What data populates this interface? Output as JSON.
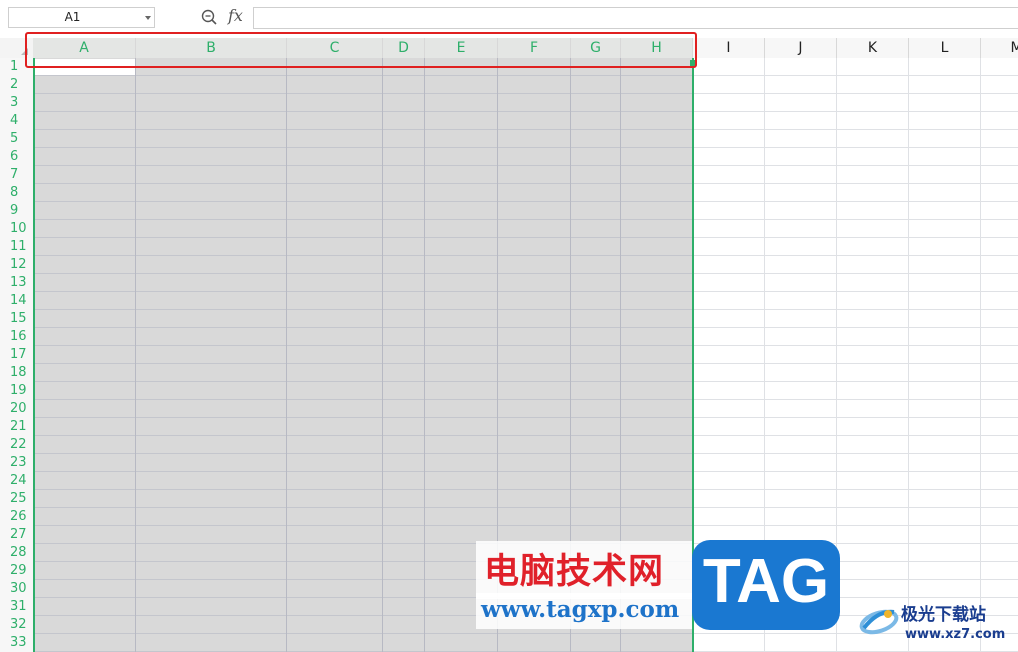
{
  "formula_bar": {
    "name_box": "A1",
    "fx_label": "fx"
  },
  "columns": [
    "A",
    "B",
    "C",
    "D",
    "E",
    "F",
    "G",
    "H",
    "I",
    "J",
    "K",
    "L",
    "M"
  ],
  "selected_columns": [
    "A",
    "B",
    "C",
    "D",
    "E",
    "F",
    "G",
    "H"
  ],
  "rows": [
    "1",
    "2",
    "3",
    "4",
    "5",
    "6",
    "7",
    "8",
    "9",
    "10",
    "11",
    "12",
    "13",
    "14",
    "15",
    "16",
    "17",
    "18",
    "19",
    "20",
    "21",
    "22",
    "23",
    "24",
    "25",
    "26",
    "27",
    "28",
    "29",
    "30",
    "31",
    "32",
    "33"
  ],
  "colors": {
    "accent": "#2eaf6a",
    "selection_fill": "#d9d9d9",
    "highlight": "#e02020"
  },
  "watermark": {
    "cn_text": "电脑技术网",
    "url": "www.tagxp.com",
    "tag": "TAG",
    "site_name": "极光下载站",
    "site_url": "www.xz7.com"
  }
}
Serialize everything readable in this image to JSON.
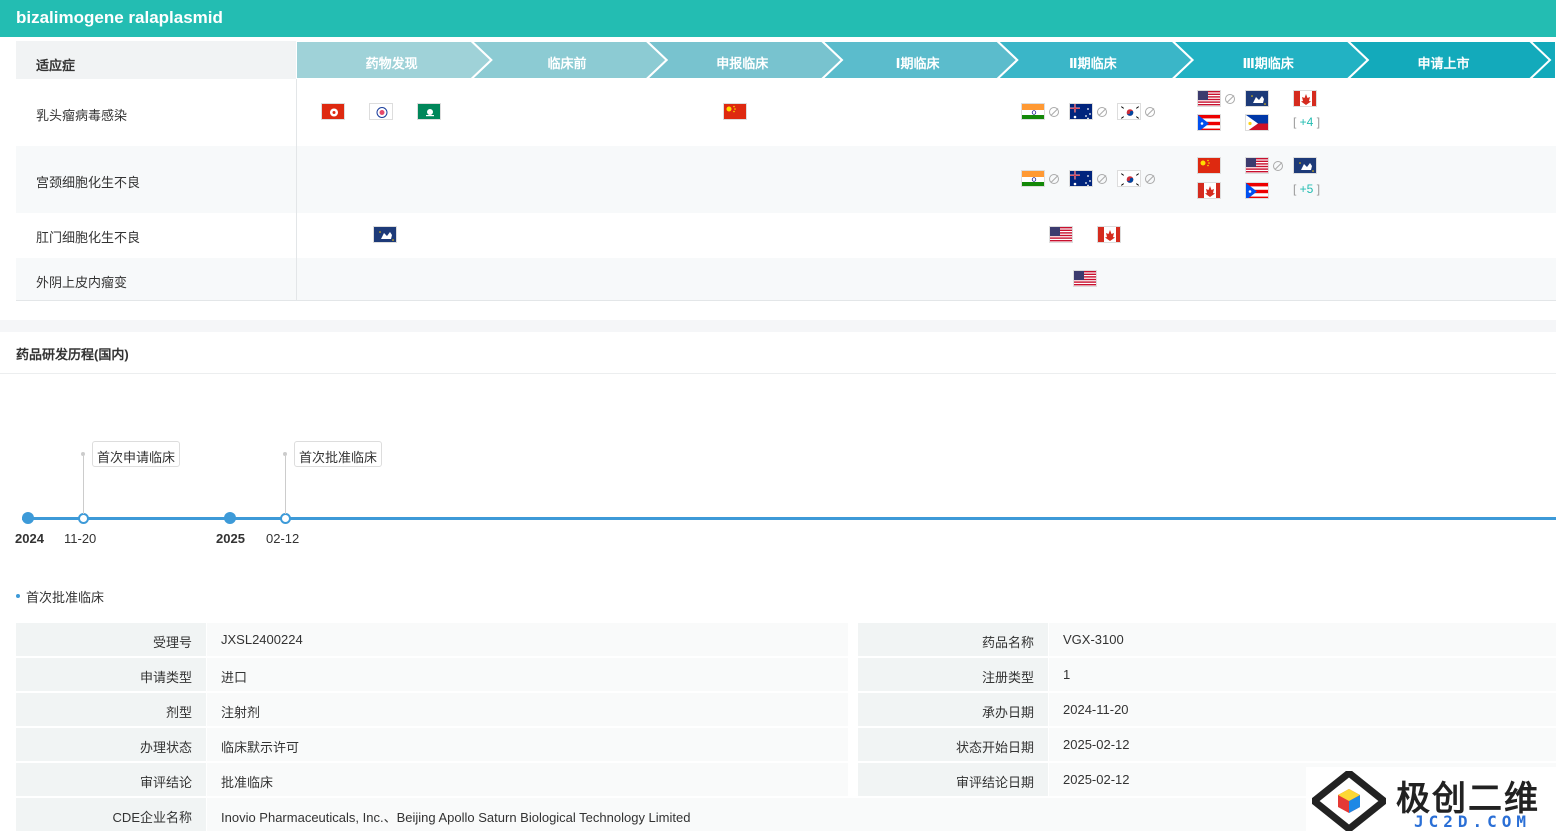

..............................

Exercise description
Among the lines of the data, identify those with the word "this". Copy each of them.

Output of the exercise
What data populates this interface? Output as JSON.
Serialize everything readable in this image to JSON.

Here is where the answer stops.